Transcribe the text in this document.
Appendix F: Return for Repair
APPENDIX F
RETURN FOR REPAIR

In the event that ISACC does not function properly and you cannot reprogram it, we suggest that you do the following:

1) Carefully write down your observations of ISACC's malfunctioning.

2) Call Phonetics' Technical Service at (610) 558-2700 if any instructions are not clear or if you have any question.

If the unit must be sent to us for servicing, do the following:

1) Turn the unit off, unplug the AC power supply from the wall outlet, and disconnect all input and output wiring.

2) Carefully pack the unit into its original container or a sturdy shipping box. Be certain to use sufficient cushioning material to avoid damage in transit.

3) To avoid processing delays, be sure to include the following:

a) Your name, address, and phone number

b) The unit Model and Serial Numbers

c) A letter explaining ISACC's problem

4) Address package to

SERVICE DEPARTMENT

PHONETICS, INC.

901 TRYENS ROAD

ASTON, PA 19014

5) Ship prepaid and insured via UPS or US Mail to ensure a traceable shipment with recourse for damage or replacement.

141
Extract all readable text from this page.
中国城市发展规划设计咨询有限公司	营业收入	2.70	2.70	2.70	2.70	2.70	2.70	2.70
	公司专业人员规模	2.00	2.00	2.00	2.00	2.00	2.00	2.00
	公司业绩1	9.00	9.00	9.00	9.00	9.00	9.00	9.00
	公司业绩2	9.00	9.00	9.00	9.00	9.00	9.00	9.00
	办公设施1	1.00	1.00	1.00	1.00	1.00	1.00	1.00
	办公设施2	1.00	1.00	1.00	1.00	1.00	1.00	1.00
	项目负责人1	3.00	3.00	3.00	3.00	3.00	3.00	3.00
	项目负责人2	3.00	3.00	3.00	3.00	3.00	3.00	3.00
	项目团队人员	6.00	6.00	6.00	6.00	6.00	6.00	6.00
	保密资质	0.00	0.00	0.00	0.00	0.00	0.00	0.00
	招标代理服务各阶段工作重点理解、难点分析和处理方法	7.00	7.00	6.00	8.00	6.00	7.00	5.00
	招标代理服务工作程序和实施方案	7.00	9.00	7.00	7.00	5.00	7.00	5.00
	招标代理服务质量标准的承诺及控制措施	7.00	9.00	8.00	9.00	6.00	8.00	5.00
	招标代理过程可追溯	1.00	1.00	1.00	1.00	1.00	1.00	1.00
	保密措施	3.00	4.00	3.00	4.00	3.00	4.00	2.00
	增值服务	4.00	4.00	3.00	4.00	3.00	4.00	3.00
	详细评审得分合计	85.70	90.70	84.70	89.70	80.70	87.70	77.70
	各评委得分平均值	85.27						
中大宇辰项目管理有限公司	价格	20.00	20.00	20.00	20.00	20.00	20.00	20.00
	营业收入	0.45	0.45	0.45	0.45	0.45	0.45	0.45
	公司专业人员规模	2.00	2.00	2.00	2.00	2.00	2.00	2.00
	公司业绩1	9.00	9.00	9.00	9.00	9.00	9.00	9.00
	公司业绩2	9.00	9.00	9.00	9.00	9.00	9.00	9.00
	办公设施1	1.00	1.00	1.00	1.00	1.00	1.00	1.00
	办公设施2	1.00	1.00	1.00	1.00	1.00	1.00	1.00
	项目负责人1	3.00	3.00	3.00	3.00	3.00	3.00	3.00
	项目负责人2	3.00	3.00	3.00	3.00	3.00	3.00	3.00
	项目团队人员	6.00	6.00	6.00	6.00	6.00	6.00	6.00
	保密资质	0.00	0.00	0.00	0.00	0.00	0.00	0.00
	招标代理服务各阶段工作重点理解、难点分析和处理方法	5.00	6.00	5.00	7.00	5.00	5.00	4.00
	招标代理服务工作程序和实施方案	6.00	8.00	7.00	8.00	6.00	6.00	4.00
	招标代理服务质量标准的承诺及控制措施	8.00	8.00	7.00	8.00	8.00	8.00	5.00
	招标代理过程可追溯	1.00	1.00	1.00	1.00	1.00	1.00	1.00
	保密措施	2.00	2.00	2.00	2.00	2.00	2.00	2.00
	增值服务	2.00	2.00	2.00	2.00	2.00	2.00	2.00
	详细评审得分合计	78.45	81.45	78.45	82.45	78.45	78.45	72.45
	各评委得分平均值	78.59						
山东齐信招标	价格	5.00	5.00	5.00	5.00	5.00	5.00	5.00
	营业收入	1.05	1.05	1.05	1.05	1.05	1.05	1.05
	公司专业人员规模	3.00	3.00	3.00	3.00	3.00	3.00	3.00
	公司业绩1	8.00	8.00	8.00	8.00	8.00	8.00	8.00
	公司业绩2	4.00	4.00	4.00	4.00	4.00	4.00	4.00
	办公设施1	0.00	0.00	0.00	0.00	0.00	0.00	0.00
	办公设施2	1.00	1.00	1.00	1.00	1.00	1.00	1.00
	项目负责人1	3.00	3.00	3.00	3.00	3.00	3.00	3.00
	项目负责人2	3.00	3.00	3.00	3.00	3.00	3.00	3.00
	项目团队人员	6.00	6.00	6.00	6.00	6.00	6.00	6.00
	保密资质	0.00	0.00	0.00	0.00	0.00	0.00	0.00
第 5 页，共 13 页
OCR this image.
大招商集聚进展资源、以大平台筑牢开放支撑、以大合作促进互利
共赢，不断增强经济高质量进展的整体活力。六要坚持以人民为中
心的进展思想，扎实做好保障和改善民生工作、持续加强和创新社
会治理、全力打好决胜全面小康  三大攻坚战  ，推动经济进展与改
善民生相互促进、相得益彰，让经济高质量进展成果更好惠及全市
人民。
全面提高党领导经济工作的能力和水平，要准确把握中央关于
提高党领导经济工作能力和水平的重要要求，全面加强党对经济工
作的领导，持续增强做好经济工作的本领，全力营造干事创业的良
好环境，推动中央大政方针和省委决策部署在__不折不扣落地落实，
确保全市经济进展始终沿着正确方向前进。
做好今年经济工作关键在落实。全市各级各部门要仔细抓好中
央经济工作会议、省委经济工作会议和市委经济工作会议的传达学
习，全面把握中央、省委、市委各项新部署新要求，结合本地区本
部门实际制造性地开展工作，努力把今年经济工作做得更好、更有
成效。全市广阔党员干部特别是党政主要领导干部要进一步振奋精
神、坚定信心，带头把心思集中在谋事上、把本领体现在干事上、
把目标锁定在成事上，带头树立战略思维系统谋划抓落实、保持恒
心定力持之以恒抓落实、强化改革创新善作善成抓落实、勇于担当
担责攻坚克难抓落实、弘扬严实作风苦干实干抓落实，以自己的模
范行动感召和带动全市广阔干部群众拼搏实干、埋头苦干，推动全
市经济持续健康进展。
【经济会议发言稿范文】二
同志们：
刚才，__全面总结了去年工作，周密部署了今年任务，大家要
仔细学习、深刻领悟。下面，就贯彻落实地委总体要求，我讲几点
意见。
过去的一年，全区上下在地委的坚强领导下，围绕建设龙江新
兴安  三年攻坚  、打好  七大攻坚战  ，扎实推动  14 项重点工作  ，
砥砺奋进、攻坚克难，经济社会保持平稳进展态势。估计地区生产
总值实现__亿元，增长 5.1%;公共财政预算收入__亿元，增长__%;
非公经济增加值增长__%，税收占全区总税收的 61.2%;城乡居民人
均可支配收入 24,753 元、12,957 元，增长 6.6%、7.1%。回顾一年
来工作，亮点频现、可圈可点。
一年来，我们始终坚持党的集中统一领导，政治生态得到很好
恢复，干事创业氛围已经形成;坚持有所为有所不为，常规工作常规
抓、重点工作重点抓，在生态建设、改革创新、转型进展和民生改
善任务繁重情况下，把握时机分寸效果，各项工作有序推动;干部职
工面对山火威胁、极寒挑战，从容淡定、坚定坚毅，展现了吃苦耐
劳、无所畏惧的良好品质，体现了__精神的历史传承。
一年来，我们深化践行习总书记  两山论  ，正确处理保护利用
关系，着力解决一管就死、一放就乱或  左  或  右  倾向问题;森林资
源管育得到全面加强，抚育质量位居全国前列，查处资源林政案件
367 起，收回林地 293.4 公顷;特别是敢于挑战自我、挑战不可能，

——————————

> Problem requirements:
The line containing "OCR this image." marks the start; retype it and each line after it through the end of the records above, exactly.

> Solution:
OCR this image.
大招商集聚进展资源、以大平台筑牢开放支撑、以大合作促进互利
共赢，不断增强经济高质量进展的整体活力。六要坚持以人民为中
心的进展思想，扎实做好保障和改善民生工作、持续加强和创新社
会治理、全力打好决胜全面小康  三大攻坚战  ，推动经济进展与改
善民生相互促进、相得益彰，让经济高质量进展成果更好惠及全市
人民。
全面提高党领导经济工作的能力和水平，要准确把握中央关于
提高党领导经济工作能力和水平的重要要求，全面加强党对经济工
作的领导，持续增强做好经济工作的本领，全力营造干事创业的良
好环境，推动中央大政方针和省委决策部署在__不折不扣落地落实，
确保全市经济进展始终沿着正确方向前进。
做好今年经济工作关键在落实。全市各级各部门要仔细抓好中
央经济工作会议、省委经济工作会议和市委经济工作会议的传达学
习，全面把握中央、省委、市委各项新部署新要求，结合本地区本
部门实际制造性地开展工作，努力把今年经济工作做得更好、更有
成效。全市广阔党员干部特别是党政主要领导干部要进一步振奋精
神、坚定信心，带头把心思集中在谋事上、把本领体现在干事上、
把目标锁定在成事上，带头树立战略思维系统谋划抓落实、保持恒
心定力持之以恒抓落实、强化改革创新善作善成抓落实、勇于担当
担责攻坚克难抓落实、弘扬严实作风苦干实干抓落实，以自己的模
范行动感召和带动全市广阔干部群众拼搏实干、埋头苦干，推动全
市经济持续健康进展。
【经济会议发言稿范文】二
同志们：
刚才，__全面总结了去年工作，周密部署了今年任务，大家要
仔细学习、深刻领悟。下面，就贯彻落实地委总体要求，我讲几点
意见。
过去的一年，全区上下在地委的坚强领导下，围绕建设龙江新
兴安  三年攻坚  、打好  七大攻坚战  ，扎实推动  14 项重点工作  ，
砥砺奋进、攻坚克难，经济社会保持平稳进展态势。估计地区生产
总值实现__亿元，增长 5.1%;公共财政预算收入__亿元，增长__%;
非公经济增加值增长__%，税收占全区总税收的 61.2%;城乡居民人
均可支配收入 24,753 元、12,957 元，增长 6.6%、7.1%。回顾一年
来工作，亮点频现、可圈可点。
一年来，我们始终坚持党的集中统一领导，政治生态得到很好
恢复，干事创业氛围已经形成;坚持有所为有所不为，常规工作常规
抓、重点工作重点抓，在生态建设、改革创新、转型进展和民生改
善任务繁重情况下，把握时机分寸效果，各项工作有序推动;干部职
工面对山火威胁、极寒挑战，从容淡定、坚定坚毅，展现了吃苦耐
劳、无所畏惧的良好品质，体现了__精神的历史传承。
一年来，我们深化践行习总书记  两山论  ，正确处理保护利用
关系，着力解决一管就死、一放就乱或  左  或  右  倾向问题;森林资
源管育得到全面加强，抚育质量位居全国前列，查处资源林政案件
367 起，收回林地 293.4 公顷;特别是敢于挑战自我、挑战不可能，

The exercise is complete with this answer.